◆ Short exercise: Determine the count of lines holding the string "page". Return only the number.

[Rows from a dataset]
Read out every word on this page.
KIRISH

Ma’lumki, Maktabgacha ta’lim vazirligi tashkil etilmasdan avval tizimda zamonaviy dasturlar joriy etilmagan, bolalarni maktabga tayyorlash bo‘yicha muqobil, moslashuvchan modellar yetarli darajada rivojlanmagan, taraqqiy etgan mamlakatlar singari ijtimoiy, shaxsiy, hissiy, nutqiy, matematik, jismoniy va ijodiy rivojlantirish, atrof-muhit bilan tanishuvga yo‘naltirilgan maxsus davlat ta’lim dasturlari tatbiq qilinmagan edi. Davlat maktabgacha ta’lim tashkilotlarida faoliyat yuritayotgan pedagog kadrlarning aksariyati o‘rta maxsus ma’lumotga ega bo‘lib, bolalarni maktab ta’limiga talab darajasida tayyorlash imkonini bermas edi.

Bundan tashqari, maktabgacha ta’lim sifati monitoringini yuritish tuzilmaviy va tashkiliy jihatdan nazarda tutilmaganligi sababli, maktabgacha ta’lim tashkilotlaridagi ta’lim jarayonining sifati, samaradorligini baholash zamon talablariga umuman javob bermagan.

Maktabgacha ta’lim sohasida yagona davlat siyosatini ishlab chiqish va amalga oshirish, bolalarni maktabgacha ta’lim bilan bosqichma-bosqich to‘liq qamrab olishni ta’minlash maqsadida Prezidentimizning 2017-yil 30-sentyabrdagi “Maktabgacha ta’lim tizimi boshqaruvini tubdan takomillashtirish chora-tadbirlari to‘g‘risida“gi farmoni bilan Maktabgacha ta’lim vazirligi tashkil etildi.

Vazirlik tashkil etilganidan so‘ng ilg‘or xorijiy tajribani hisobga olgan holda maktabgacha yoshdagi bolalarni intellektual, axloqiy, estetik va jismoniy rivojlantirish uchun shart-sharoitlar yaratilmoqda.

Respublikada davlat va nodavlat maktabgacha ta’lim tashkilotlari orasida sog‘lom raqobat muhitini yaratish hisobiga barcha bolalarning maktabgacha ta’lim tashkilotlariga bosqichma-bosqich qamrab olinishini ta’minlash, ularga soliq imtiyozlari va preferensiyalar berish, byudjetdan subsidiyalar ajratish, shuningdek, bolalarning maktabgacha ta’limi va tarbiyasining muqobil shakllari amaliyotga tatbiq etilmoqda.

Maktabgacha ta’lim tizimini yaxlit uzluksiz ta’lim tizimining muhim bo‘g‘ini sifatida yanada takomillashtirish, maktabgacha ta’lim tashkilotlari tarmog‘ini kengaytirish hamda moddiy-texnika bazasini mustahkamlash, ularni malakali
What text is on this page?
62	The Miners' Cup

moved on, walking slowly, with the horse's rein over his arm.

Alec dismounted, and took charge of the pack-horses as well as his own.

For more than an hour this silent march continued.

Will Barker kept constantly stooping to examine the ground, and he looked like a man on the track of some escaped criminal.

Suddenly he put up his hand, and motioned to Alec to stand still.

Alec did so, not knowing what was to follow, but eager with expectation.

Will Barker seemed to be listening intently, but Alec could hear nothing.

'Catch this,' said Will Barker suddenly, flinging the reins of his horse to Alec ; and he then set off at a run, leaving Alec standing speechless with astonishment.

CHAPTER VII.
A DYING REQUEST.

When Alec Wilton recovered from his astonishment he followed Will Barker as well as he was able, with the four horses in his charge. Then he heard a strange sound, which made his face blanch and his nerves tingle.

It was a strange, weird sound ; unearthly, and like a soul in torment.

◆ Answer: 2